— Begin Extracted material —
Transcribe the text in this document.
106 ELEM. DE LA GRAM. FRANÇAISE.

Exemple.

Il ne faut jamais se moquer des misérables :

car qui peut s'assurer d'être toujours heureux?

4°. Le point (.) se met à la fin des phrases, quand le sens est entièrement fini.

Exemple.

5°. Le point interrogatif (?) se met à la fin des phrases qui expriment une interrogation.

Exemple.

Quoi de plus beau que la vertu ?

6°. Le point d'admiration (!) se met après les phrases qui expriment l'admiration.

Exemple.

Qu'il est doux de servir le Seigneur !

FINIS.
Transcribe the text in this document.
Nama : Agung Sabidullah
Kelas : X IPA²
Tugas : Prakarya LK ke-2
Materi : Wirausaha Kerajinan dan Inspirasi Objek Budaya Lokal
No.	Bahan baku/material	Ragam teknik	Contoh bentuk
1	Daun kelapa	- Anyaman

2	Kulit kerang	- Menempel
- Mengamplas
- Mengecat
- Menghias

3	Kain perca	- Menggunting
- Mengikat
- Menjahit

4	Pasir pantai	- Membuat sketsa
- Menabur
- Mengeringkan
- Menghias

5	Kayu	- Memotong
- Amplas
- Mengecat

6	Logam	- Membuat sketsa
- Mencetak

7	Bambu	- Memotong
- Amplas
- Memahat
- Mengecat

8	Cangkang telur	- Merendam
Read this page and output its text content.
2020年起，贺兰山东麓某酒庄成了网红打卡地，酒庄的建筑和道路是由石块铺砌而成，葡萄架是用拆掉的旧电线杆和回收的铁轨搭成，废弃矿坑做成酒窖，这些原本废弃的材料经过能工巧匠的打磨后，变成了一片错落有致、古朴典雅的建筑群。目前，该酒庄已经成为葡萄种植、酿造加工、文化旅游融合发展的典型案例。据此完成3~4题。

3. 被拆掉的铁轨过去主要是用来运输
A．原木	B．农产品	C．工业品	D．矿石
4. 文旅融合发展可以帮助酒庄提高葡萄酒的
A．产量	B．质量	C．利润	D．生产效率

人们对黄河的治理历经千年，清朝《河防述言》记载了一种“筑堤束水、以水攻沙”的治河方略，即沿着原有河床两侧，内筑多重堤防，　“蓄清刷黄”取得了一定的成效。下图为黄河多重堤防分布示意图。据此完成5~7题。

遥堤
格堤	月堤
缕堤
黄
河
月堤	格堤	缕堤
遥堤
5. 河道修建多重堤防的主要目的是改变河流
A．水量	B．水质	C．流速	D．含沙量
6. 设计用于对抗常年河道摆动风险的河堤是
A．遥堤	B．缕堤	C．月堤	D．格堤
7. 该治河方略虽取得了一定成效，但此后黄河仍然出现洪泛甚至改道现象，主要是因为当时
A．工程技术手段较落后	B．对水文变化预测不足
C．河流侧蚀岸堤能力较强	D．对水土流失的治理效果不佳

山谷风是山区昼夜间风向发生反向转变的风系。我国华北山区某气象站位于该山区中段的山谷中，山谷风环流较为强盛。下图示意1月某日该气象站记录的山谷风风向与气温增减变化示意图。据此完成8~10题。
— End Extracted material —
* [Task prompt]: Track down every line holding the string "sketsa" and copy it.

* [Answer]:
4	Pasir pantai	- Membuat sketsa
6	Logam	- Membuat sketsa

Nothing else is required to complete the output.